TASK. Exactly how many lines have the word "this"? Answer with the bare number.

Dataset rows about figures:
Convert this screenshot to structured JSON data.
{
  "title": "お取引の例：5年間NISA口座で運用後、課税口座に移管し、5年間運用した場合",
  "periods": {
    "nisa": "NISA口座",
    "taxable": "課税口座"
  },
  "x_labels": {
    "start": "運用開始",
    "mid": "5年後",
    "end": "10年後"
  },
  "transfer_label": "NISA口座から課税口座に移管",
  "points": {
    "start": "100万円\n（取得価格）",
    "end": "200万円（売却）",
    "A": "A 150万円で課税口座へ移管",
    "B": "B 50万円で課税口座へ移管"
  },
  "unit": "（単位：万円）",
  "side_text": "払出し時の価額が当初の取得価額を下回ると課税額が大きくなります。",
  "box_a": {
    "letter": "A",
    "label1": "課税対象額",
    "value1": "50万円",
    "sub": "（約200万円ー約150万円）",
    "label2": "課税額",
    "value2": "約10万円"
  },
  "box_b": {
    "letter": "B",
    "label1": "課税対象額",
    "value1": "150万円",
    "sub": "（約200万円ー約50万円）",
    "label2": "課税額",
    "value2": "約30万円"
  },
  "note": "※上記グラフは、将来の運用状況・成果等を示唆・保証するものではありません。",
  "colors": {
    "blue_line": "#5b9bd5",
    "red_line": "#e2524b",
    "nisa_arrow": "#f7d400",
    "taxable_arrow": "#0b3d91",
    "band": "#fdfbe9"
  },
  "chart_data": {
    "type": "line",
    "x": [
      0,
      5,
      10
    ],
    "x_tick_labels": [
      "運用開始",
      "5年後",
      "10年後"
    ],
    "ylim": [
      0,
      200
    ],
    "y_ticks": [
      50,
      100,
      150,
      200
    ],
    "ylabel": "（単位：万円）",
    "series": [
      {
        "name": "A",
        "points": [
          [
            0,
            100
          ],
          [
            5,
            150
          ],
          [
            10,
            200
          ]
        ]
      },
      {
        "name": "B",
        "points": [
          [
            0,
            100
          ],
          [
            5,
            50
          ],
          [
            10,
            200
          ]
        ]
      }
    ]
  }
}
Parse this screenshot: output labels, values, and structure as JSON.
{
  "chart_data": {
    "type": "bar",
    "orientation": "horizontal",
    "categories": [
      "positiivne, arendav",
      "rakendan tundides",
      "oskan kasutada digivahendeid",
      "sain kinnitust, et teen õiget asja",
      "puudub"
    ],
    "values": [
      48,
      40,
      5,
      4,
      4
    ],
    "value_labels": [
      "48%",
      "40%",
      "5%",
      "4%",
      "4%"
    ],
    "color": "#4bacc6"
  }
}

COMPLETED EXERCISE. 2